## Task description
For each line of the data below that holds "Ritz", copy the line.
Start of Entries shown
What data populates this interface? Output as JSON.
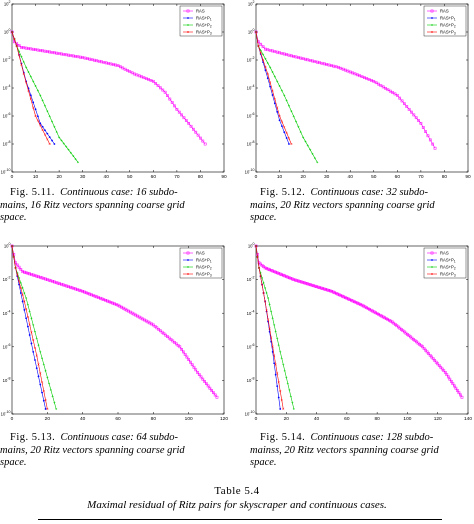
{
  "colors": {
    "RAS": "#ff00ff",
    "RAS+P1": "#0000ff",
    "RAS+P2": "#00cc00",
    "RAS+P3": "#ff0000"
  },
  "figures": [
    {
      "caption_label": "Fig. 5.11.",
      "caption_lines": [
        "Continuous case: 16 subdo-",
        "mains, 16 Ritz vectors spanning coarse grid",
        "space."
      ],
      "chart_data": {
        "type": "line",
        "y_scale": "log",
        "xlim": [
          0,
          90
        ],
        "ylim": [
          1e-10,
          100
        ],
        "x_ticks": [
          "0",
          "10",
          "20",
          "30",
          "40",
          "50",
          "60",
          "70",
          "80",
          "90"
        ],
        "y_ticks": [
          "10^-10",
          "10^-8",
          "10^-6",
          "10^-4",
          "10^-2",
          "10^0",
          "10^2"
        ],
        "legend": {
          "placement": "top-right",
          "entries": [
            "RAS",
            "RAS+P1",
            "RAS+P2",
            "RAS+P3"
          ]
        },
        "series": [
          {
            "name": "RAS",
            "points": [
              [
                0,
                1
              ],
              [
                1,
                0.2
              ],
              [
                4,
                0.08
              ],
              [
                15,
                0.04
              ],
              [
                30,
                0.015
              ],
              [
                45,
                0.004
              ],
              [
                52,
                0.001
              ],
              [
                60,
                0.0003
              ],
              [
                65,
                5e-05
              ],
              [
                70,
                3e-06
              ],
              [
                75,
                3e-07
              ],
              [
                82,
                1e-08
              ]
            ]
          },
          {
            "name": "RAS+P1",
            "points": [
              [
                0,
                1
              ],
              [
                2,
                0.1
              ],
              [
                6,
                0.0003
              ],
              [
                12,
                3e-07
              ],
              [
                18,
                1e-08
              ]
            ]
          },
          {
            "name": "RAS+P2",
            "points": [
              [
                0,
                1
              ],
              [
                2,
                0.1
              ],
              [
                6,
                0.003
              ],
              [
                12,
                3e-05
              ],
              [
                20,
                3e-08
              ],
              [
                28,
                5e-10
              ]
            ]
          },
          {
            "name": "RAS+P3",
            "points": [
              [
                0,
                1
              ],
              [
                2,
                0.1
              ],
              [
                5,
                0.001
              ],
              [
                10,
                1e-06
              ],
              [
                16,
                1e-08
              ]
            ]
          }
        ]
      }
    },
    {
      "caption_label": "Fig. 5.12.",
      "caption_lines": [
        "Continuous case: 32 subdo-",
        "mains, 20 Ritz vectors spanning coarse grid",
        "space."
      ],
      "chart_data": {
        "type": "line",
        "y_scale": "log",
        "xlim": [
          0,
          90
        ],
        "ylim": [
          1e-10,
          100
        ],
        "x_ticks": [
          "0",
          "10",
          "20",
          "30",
          "40",
          "50",
          "60",
          "70",
          "80",
          "90"
        ],
        "y_ticks": [
          "10^-10",
          "10^-8",
          "10^-6",
          "10^-4",
          "10^-2",
          "10^0",
          "10^2"
        ],
        "legend": {
          "placement": "top-right",
          "entries": [
            "RAS",
            "RAS+P1",
            "RAS+P2",
            "RAS+P3"
          ]
        },
        "series": [
          {
            "name": "RAS",
            "points": [
              [
                0,
                1
              ],
              [
                1,
                0.2
              ],
              [
                4,
                0.06
              ],
              [
                15,
                0.02
              ],
              [
                35,
                0.003
              ],
              [
                50,
                0.0003
              ],
              [
                60,
                3e-05
              ],
              [
                65,
                3e-06
              ],
              [
                70,
                3e-07
              ],
              [
                76,
                5e-09
              ]
            ]
          },
          {
            "name": "RAS+P1",
            "points": [
              [
                0,
                1
              ],
              [
                1,
                0.1
              ],
              [
                5,
                0.0005
              ],
              [
                10,
                5e-07
              ],
              [
                14,
                1e-08
              ]
            ]
          },
          {
            "name": "RAS+P2",
            "points": [
              [
                0,
                1
              ],
              [
                1,
                0.1
              ],
              [
                6,
                0.003
              ],
              [
                12,
                3e-05
              ],
              [
                20,
                3e-08
              ],
              [
                26,
                5e-10
              ]
            ]
          },
          {
            "name": "RAS+P3",
            "points": [
              [
                0,
                1
              ],
              [
                1,
                0.1
              ],
              [
                5,
                0.001
              ],
              [
                10,
                1e-06
              ],
              [
                15,
                1e-08
              ]
            ]
          }
        ]
      }
    },
    {
      "caption_label": "Fig. 5.13.",
      "caption_lines": [
        "Continuous case: 64 subdo-",
        "mains, 20 Ritz vectors spanning coarse grid",
        "space."
      ],
      "chart_data": {
        "type": "line",
        "y_scale": "log",
        "xlim": [
          0,
          120
        ],
        "ylim": [
          1e-10,
          1
        ],
        "x_ticks": [
          "0",
          "20",
          "40",
          "60",
          "80",
          "100",
          "120"
        ],
        "y_ticks": [
          "10^-10",
          "10^-8",
          "10^-6",
          "10^-4",
          "10^-2",
          "10^0"
        ],
        "legend": {
          "placement": "top-right",
          "entries": [
            "RAS",
            "RAS+P1",
            "RAS+P2",
            "RAS+P3"
          ]
        },
        "series": [
          {
            "name": "RAS",
            "points": [
              [
                0,
                1
              ],
              [
                2,
                0.1
              ],
              [
                6,
                0.03
              ],
              [
                20,
                0.01
              ],
              [
                40,
                0.002
              ],
              [
                60,
                0.0003
              ],
              [
                80,
                2e-05
              ],
              [
                95,
                1e-06
              ],
              [
                105,
                3e-08
              ],
              [
                116,
                1e-09
              ]
            ]
          },
          {
            "name": "RAS+P1",
            "points": [
              [
                0,
                1
              ],
              [
                2,
                0.05
              ],
              [
                6,
                0.0005
              ],
              [
                12,
                5e-07
              ],
              [
                19,
                2e-10
              ]
            ]
          },
          {
            "name": "RAS+P2",
            "points": [
              [
                0,
                1
              ],
              [
                2,
                0.05
              ],
              [
                8,
                0.0008
              ],
              [
                16,
                5e-07
              ],
              [
                25,
                2e-10
              ]
            ]
          },
          {
            "name": "RAS+P3",
            "points": [
              [
                0,
                1
              ],
              [
                2,
                0.05
              ],
              [
                7,
                0.0005
              ],
              [
                14,
                3e-07
              ],
              [
                20,
                2e-10
              ]
            ]
          }
        ]
      }
    },
    {
      "caption_label": "Fig. 5.14.",
      "caption_lines": [
        "Continuous case: 128 subdo-",
        "mainss, 20 Ritz vectors spanning coarse grid",
        "space."
      ],
      "chart_data": {
        "type": "line",
        "y_scale": "log",
        "xlim": [
          0,
          140
        ],
        "ylim": [
          1e-10,
          1
        ],
        "x_ticks": [
          "0",
          "20",
          "40",
          "60",
          "80",
          "100",
          "120",
          "140"
        ],
        "y_ticks": [
          "10^-10",
          "10^-8",
          "10^-6",
          "10^-4",
          "10^-2",
          "10^0"
        ],
        "legend": {
          "placement": "top-right",
          "entries": [
            "RAS",
            "RAS+P1",
            "RAS+P2",
            "RAS+P3"
          ]
        },
        "series": [
          {
            "name": "RAS",
            "points": [
              [
                0,
                1
              ],
              [
                2,
                0.1
              ],
              [
                6,
                0.05
              ],
              [
                25,
                0.01
              ],
              [
                50,
                0.002
              ],
              [
                70,
                0.0003
              ],
              [
                90,
                3e-05
              ],
              [
                110,
                1e-06
              ],
              [
                125,
                3e-08
              ],
              [
                136,
                1e-09
              ]
            ]
          },
          {
            "name": "RAS+P1",
            "points": [
              [
                0,
                1
              ],
              [
                2,
                0.05
              ],
              [
                6,
                0.0005
              ],
              [
                11,
                5e-07
              ],
              [
                16,
                2e-10
              ]
            ]
          },
          {
            "name": "RAS+P2",
            "points": [
              [
                0,
                1
              ],
              [
                2,
                0.05
              ],
              [
                8,
                0.0008
              ],
              [
                16,
                5e-07
              ],
              [
                25,
                2e-10
              ]
            ]
          },
          {
            "name": "RAS+P3",
            "points": [
              [
                0,
                1
              ],
              [
                2,
                0.05
              ],
              [
                6,
                0.0005
              ],
              [
                12,
                3e-07
              ],
              [
                18,
                2e-10
              ]
            ]
          }
        ]
      }
    }
  ],
  "table": {
    "title": "Table 5.4",
    "subtitle": "Maximal residual of Ritz pairs for skyscraper and continuous cases."
  }
}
End of Entries shown
## Solution below
        "mains, 16 Ritz vectors spanning coarse grid",
        "mains, 20 Ritz vectors spanning coarse grid",
        "mains, 20 Ritz vectors spanning coarse grid",
        "mainss, 20 Ritz vectors spanning coarse grid",
    "subtitle": "Maximal residual of Ritz pairs for skyscraper and continuous cases."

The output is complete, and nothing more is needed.